Dataset entries on figures
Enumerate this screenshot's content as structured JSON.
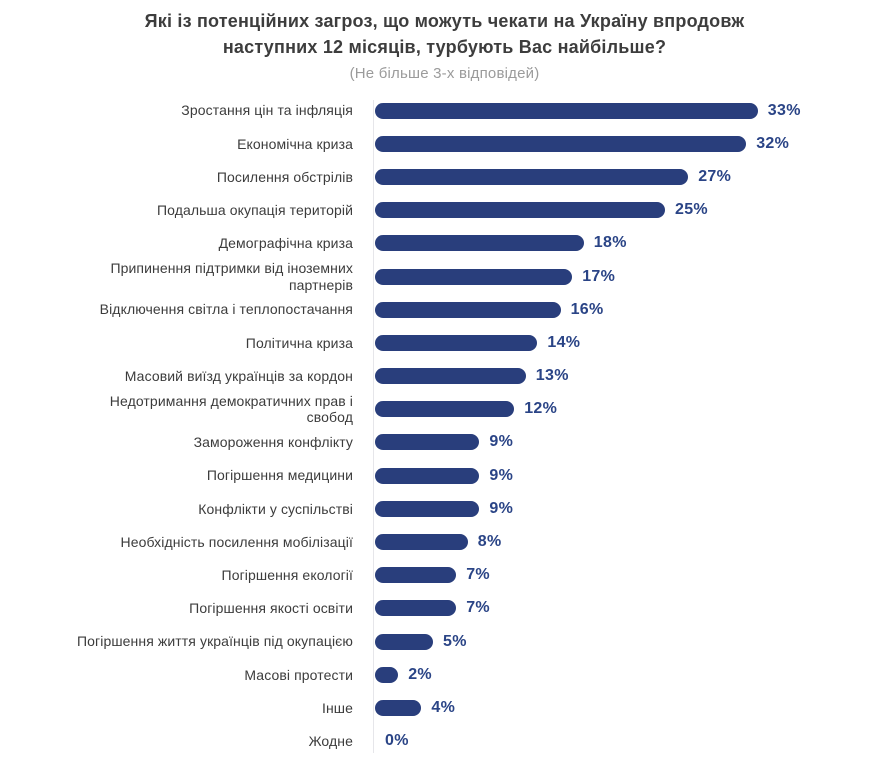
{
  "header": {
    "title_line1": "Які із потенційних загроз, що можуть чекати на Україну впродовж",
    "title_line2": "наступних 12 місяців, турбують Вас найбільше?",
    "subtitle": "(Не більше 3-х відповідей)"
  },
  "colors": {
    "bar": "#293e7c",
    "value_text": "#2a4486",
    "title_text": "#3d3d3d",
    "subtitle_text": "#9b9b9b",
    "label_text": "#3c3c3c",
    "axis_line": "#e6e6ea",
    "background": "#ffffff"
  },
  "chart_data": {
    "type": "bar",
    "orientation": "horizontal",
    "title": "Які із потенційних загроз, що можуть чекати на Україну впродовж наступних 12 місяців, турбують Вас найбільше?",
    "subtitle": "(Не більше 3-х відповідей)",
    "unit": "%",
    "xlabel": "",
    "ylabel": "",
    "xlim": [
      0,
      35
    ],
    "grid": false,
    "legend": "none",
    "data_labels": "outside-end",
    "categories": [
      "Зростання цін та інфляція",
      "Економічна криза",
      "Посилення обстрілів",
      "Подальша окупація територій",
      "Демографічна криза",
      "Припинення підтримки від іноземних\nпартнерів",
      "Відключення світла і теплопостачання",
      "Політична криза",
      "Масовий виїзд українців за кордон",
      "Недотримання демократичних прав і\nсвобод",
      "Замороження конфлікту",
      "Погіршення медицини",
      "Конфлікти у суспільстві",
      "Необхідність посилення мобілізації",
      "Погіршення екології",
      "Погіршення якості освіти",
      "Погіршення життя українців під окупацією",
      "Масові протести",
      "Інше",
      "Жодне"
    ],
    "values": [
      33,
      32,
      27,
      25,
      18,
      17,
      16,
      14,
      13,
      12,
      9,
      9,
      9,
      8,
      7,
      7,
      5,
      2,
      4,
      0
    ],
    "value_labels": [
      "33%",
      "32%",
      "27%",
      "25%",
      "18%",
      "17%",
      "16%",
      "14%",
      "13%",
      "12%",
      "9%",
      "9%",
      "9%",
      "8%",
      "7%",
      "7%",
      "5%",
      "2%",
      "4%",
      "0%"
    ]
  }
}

* What needs to be done
Without the pictures, return the entries exactly as they appear.

* Right answer
Enumerate this screenshot's content as structured JSON.
{
  "header": {
    "title_line1": "Які із потенційних загроз, що можуть чекати на Україну впродовж",
    "title_line2": "наступних 12 місяців, турбують Вас найбільше?",
    "subtitle": "(Не більше 3-х відповідей)"
  },
  "colors": {
    "bar": "#293e7c",
    "value_text": "#2a4486",
    "title_text": "#3d3d3d",
    "subtitle_text": "#9b9b9b",
    "label_text": "#3c3c3c",
    "axis_line": "#e6e6ea",
    "background": "#ffffff"
  },
  "chart_data": {
    "type": "bar",
    "orientation": "horizontal",
    "title": "Які із потенційних загроз, що можуть чекати на Україну впродовж наступних 12 місяців, турбують Вас найбільше?",
    "subtitle": "(Не більше 3-х відповідей)",
    "unit": "%",
    "xlabel": "",
    "ylabel": "",
    "xlim": [
      0,
      35
    ],
    "grid": false,
    "legend": "none",
    "data_labels": "outside-end",
    "categories": [
      "Зростання цін та інфляція",
      "Економічна криза",
      "Посилення обстрілів",
      "Подальша окупація територій",
      "Демографічна криза",
      "Припинення підтримки від іноземних\nпартнерів",
      "Відключення світла і теплопостачання",
      "Політична криза",
      "Масовий виїзд українців за кордон",
      "Недотримання демократичних прав і\nсвобод",
      "Замороження конфлікту",
      "Погіршення медицини",
      "Конфлікти у суспільстві",
      "Необхідність посилення мобілізації",
      "Погіршення екології",
      "Погіршення якості освіти",
      "Погіршення життя українців під окупацією",
      "Масові протести",
      "Інше",
      "Жодне"
    ],
    "values": [
      33,
      32,
      27,
      25,
      18,
      17,
      16,
      14,
      13,
      12,
      9,
      9,
      9,
      8,
      7,
      7,
      5,
      2,
      4,
      0
    ],
    "value_labels": [
      "33%",
      "32%",
      "27%",
      "25%",
      "18%",
      "17%",
      "16%",
      "14%",
      "13%",
      "12%",
      "9%",
      "9%",
      "9%",
      "8%",
      "7%",
      "7%",
      "5%",
      "2%",
      "4%",
      "0%"
    ]
  }
}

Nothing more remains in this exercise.